Stored records
● ● ● ● ●
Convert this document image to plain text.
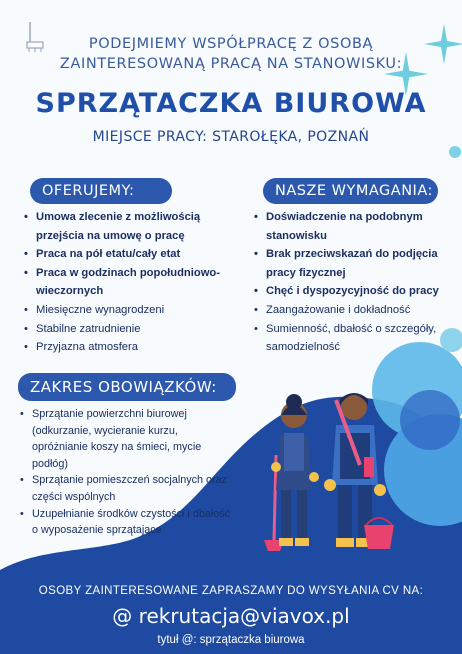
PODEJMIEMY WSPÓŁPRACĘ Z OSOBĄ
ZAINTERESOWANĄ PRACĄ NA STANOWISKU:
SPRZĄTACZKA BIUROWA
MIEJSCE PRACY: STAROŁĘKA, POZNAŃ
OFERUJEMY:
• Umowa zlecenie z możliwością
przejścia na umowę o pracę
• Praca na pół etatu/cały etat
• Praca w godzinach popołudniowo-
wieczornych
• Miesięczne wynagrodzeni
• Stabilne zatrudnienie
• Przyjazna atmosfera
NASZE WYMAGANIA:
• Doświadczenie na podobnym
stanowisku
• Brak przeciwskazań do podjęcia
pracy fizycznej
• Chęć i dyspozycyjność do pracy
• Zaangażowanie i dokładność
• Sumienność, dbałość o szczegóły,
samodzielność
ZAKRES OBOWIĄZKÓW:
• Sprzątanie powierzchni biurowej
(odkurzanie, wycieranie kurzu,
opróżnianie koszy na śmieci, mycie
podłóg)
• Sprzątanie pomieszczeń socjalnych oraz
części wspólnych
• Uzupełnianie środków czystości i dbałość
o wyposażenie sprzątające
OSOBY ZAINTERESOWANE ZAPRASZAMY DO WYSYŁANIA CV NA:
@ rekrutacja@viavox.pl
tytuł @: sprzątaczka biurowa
● ● ● ● ●
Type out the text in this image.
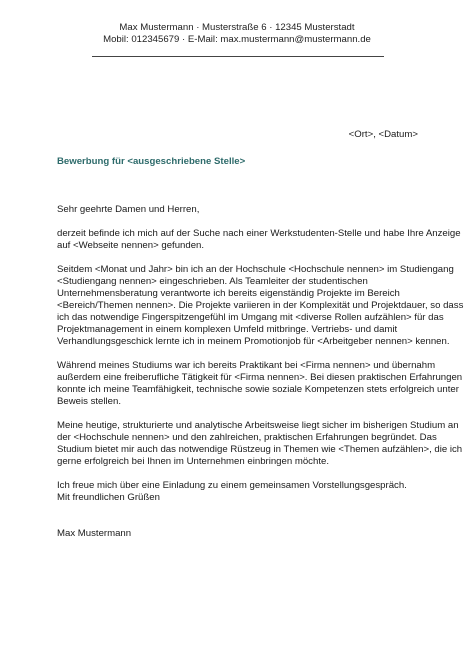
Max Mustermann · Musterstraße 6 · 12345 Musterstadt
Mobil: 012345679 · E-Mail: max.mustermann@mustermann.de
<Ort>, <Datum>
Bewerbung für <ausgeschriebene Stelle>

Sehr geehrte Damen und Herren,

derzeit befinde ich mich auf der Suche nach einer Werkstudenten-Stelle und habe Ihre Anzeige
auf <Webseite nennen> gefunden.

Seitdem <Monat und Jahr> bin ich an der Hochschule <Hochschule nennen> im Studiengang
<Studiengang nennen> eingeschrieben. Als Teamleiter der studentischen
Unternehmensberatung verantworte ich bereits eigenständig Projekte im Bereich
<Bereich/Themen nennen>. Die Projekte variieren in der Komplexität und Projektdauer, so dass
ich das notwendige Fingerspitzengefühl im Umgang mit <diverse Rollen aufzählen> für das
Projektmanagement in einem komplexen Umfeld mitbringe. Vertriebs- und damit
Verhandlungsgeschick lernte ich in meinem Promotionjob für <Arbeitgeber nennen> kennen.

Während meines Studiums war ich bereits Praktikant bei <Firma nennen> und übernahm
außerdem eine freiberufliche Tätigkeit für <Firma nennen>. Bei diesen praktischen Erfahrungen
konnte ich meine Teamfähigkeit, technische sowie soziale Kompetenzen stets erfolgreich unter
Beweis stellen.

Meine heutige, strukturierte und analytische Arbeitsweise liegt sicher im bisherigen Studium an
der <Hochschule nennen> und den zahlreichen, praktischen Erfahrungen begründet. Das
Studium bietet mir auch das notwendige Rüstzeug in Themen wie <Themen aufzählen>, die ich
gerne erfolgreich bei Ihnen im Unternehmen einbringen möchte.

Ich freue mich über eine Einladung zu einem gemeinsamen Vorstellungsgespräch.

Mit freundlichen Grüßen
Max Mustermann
● ● ● ● ●
Find the word "mich" in the data and copy out each line where it turns up.

● Exercise solution
derzeit befinde ich mich auf der Suche nach einer Werkstudenten-Stelle und habe Ihre Anzeige
Ich freue mich über eine Einladung zu einem gemeinsamen Vorstellungsgespräch.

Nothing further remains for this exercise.